====== Task data ======
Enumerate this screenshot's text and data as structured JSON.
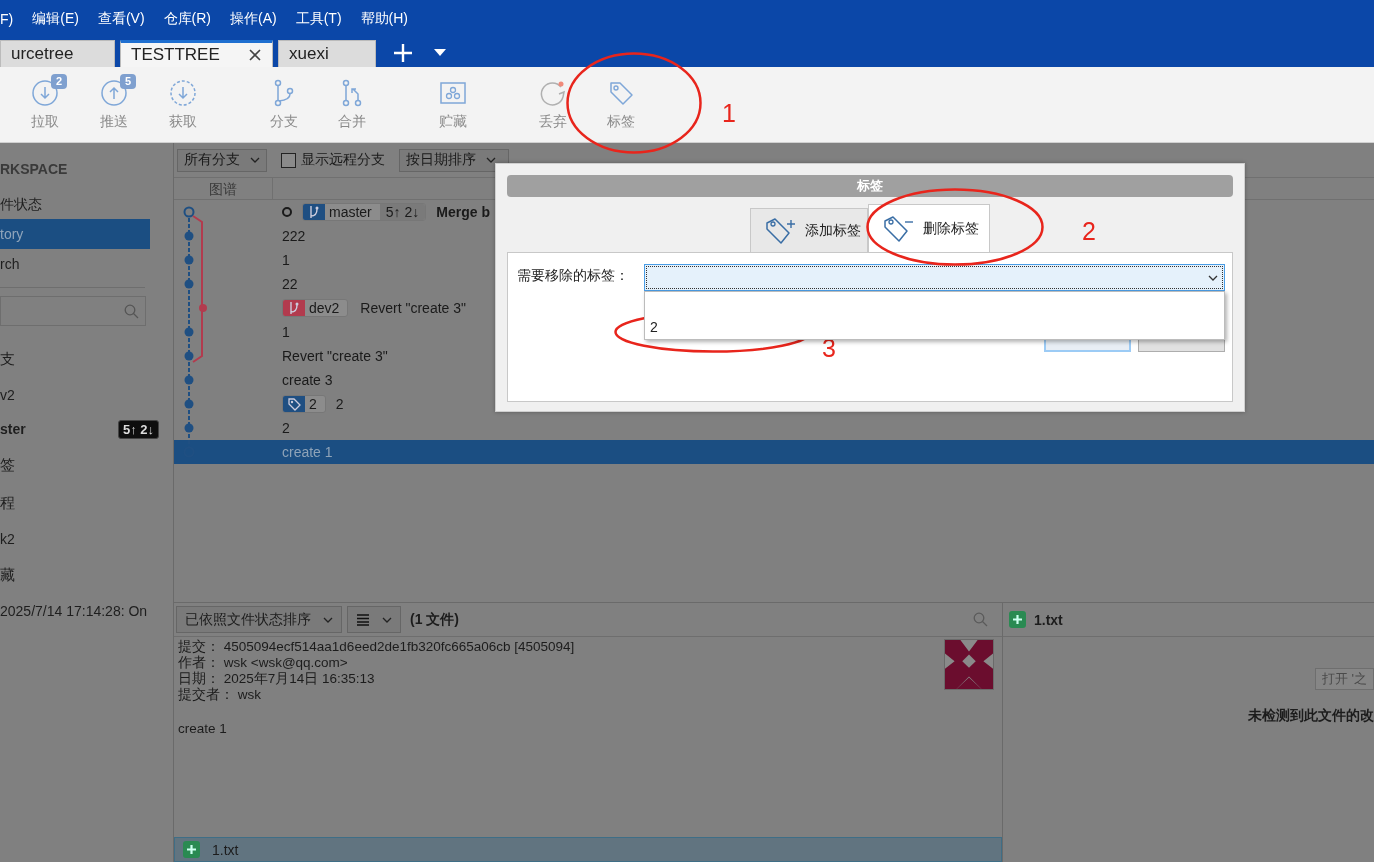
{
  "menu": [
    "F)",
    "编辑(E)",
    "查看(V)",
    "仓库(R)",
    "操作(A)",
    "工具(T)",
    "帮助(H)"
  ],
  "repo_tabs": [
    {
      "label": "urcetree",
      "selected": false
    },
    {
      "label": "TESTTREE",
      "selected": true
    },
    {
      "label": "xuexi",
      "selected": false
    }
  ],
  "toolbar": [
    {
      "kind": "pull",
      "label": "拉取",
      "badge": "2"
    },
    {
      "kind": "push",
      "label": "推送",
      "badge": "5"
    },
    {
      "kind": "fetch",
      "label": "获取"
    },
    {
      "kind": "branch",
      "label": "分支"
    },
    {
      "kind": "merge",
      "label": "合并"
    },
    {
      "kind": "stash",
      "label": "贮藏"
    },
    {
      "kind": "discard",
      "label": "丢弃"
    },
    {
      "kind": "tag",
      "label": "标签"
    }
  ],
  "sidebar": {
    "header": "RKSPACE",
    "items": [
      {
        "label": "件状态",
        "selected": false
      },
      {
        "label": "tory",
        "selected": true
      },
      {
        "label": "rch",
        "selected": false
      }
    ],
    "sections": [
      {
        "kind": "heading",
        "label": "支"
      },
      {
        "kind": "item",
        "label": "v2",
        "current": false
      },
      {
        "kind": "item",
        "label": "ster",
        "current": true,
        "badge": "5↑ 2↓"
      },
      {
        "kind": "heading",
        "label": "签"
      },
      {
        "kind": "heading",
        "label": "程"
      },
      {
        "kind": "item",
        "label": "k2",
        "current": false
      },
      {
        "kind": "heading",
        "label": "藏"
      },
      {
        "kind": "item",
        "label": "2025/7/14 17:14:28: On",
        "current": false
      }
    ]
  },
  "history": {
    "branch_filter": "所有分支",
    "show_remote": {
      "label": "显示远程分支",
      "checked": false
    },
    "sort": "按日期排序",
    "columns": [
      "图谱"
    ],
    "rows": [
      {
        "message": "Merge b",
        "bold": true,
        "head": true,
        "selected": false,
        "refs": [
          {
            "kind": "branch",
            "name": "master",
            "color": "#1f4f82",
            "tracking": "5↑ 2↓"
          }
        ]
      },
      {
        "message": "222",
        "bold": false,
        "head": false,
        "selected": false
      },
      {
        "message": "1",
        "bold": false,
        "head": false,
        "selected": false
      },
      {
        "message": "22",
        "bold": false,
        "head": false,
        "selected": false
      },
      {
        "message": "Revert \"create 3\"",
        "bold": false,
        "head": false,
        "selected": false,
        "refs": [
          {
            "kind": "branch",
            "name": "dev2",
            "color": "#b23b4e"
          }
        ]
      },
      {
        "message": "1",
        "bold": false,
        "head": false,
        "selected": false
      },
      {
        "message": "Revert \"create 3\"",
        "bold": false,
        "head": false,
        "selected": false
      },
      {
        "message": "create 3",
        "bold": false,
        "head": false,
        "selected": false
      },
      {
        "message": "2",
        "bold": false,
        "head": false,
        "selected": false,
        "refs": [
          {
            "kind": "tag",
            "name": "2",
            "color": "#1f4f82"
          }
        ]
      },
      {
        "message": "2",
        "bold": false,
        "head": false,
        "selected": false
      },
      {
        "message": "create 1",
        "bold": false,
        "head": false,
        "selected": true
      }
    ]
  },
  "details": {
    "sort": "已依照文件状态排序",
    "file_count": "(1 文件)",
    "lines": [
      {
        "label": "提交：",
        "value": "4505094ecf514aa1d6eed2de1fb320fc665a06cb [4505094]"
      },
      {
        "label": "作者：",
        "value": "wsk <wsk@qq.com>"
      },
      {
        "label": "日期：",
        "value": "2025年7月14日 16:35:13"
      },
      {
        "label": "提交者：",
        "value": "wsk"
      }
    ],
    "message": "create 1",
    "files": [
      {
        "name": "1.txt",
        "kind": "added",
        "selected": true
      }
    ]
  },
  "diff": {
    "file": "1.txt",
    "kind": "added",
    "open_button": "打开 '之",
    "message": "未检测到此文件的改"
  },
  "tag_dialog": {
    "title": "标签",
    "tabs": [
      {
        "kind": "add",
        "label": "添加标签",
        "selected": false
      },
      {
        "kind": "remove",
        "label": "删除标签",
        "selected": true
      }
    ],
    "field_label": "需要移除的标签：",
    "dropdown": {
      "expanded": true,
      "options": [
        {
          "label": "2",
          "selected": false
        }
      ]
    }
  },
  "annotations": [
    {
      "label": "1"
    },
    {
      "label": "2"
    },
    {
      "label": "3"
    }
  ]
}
======
====== Task data ======
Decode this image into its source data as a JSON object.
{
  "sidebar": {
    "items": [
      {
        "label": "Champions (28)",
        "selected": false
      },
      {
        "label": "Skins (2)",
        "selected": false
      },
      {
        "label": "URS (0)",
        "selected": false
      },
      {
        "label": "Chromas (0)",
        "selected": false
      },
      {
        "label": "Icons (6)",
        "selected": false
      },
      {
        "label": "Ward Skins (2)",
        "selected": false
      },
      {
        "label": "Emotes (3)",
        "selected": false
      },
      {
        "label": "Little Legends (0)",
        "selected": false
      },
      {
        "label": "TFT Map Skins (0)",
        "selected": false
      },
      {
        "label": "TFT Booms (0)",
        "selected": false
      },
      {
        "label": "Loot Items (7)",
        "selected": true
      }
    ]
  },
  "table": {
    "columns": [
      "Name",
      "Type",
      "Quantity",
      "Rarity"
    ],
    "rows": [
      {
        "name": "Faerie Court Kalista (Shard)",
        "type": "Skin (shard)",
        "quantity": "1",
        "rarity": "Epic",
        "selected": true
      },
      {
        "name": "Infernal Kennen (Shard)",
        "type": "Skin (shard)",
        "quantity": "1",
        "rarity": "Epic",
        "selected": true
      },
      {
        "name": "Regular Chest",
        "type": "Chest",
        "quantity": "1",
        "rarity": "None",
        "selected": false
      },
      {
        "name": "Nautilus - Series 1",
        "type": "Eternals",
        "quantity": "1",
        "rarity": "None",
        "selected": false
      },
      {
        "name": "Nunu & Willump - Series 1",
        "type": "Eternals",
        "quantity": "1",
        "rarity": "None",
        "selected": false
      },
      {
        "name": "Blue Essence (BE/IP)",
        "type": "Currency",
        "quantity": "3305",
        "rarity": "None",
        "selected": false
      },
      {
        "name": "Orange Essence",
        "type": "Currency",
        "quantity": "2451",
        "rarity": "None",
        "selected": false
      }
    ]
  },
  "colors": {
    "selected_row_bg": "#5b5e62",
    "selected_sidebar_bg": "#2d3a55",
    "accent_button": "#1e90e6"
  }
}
======
In the entries above, identify each line that includes the string "this", then copy it.

Exercise response:
Enumerate this screenshot's text and data as structured JSON.
Decode this image into its source data as a JSON object.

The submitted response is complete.